List each line of the records in which the string "ellipsis" appears.

Annotated element entries:
........

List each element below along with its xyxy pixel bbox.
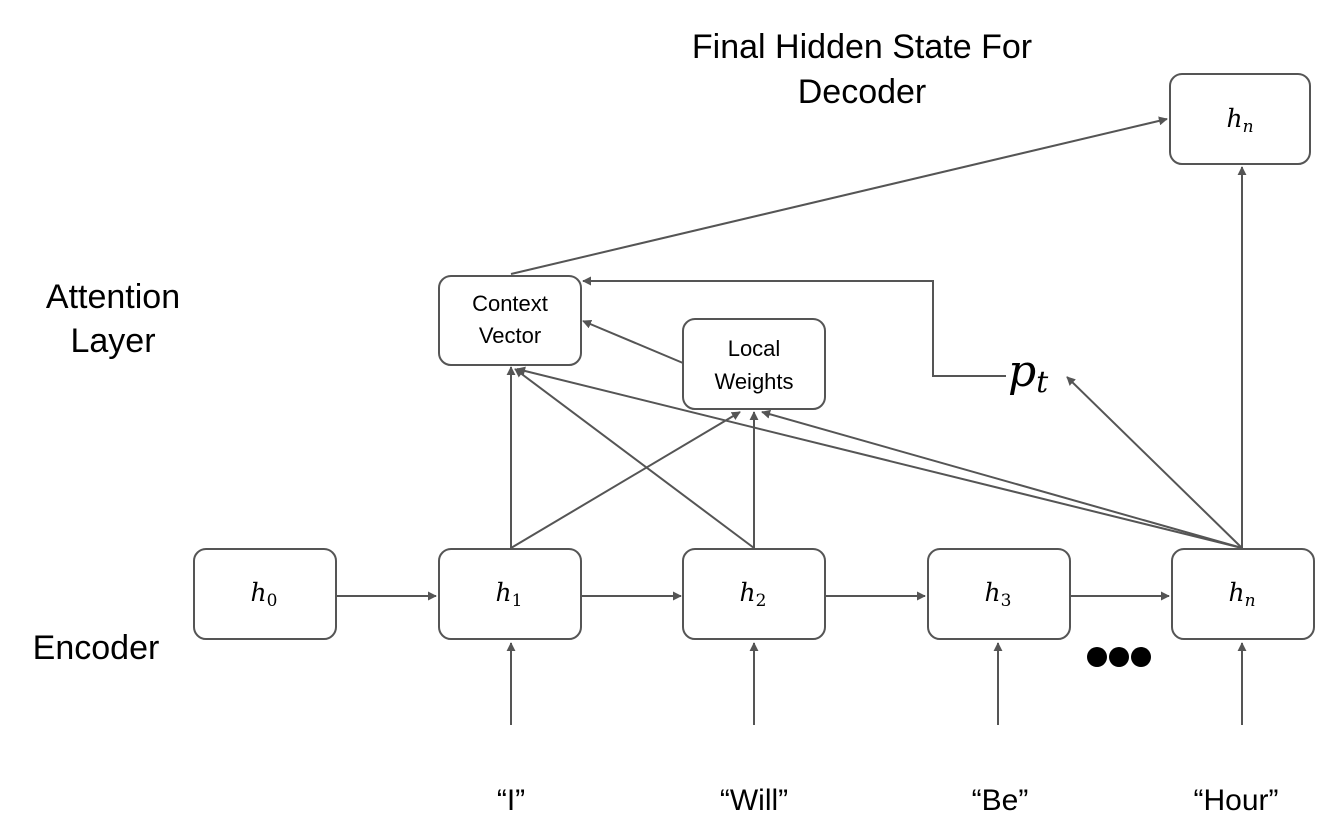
decoder-state-symbol: h [1226,104,1242,133]
encoder-state-label: h1 [496,578,523,611]
decoder-state-label: hn [1226,104,1253,137]
encoder-state-label: h3 [985,578,1012,611]
encoder-state-subscript: 3 [1001,591,1012,611]
local-weights-label-line2: Weights [714,369,793,394]
edge-hn-context [516,366,1243,549]
encoder-state-h3: h3 [927,548,1071,640]
edge-weights-context [582,319,684,364]
edge-context-decoder [510,116,1168,275]
ellipsis-dot [1131,647,1151,667]
encoder-state-subscript: 2 [756,591,767,611]
encoder-state-symbol: h [740,578,756,607]
input-token-will: “Will” [720,784,788,817]
encoder-state-symbol: h [985,578,1001,607]
edge-pt-context [582,276,1006,377]
aligned-position-subscript: t [1036,365,1049,400]
edge-h1-weights [510,411,741,549]
encoder-state-symbol: h [496,578,512,607]
encoder-state-subscript: 1 [512,591,523,611]
encoder-state-label: h0 [251,578,278,611]
encoder-state-subscript: n [1245,591,1256,611]
input-token-hour: “Hour” [1193,784,1278,817]
ellipsis [1087,647,1151,667]
local-weights-node: Local Weights [682,318,826,410]
input-token-i: “I” [497,784,525,817]
encoder-state-h2: h2 [682,548,826,640]
context-vector-node: Context Vector [438,275,582,366]
decoder-state-subscript: n [1243,117,1254,137]
edge-hn-pt [1066,376,1243,549]
diagram-title-line2: Decoder [798,73,927,111]
ellipsis-dot [1109,647,1129,667]
encoder-state-symbol: h [251,578,267,607]
context-vector-label-line2: Vector [479,323,541,348]
aligned-position-label: pt [1008,346,1049,400]
context-vector-label-line1: Context [472,291,548,316]
diagram-title-line1: Final Hidden State For [692,28,1032,66]
encoder-state-subscript: 0 [267,591,278,611]
encoder-state-label: h2 [740,578,767,611]
ellipsis-dot [1087,647,1107,667]
encoder-state-h0: h0 [193,548,337,640]
encoder-state-symbol: h [1228,578,1244,607]
edges [336,116,1247,725]
decoder-state-node: hn [1169,73,1311,165]
local-weights-label-line1: Local [728,336,781,361]
edge-hn-weights [761,409,1243,549]
encoder-state-h1: h1 [438,548,582,640]
attention-layer-label-line2: Layer [70,322,155,360]
edge-h2-context [514,368,755,549]
encoder-state-hn: hn [1171,548,1315,640]
input-token-be: “Be” [972,784,1029,817]
encoder-state-label: hn [1228,578,1255,611]
aligned-position-symbol: p [1008,346,1036,397]
attention-layer-label-line1: Attention [46,278,180,316]
encoder-label: Encoder [33,629,160,667]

........

• _CORRECT RESPONSE_:
ellipsis-dot [1131,647,1151,667]
ellipsis [1087,647,1151,667]
ellipsis-dot [1109,647,1129,667]
ellipsis-dot [1087,647,1107,667]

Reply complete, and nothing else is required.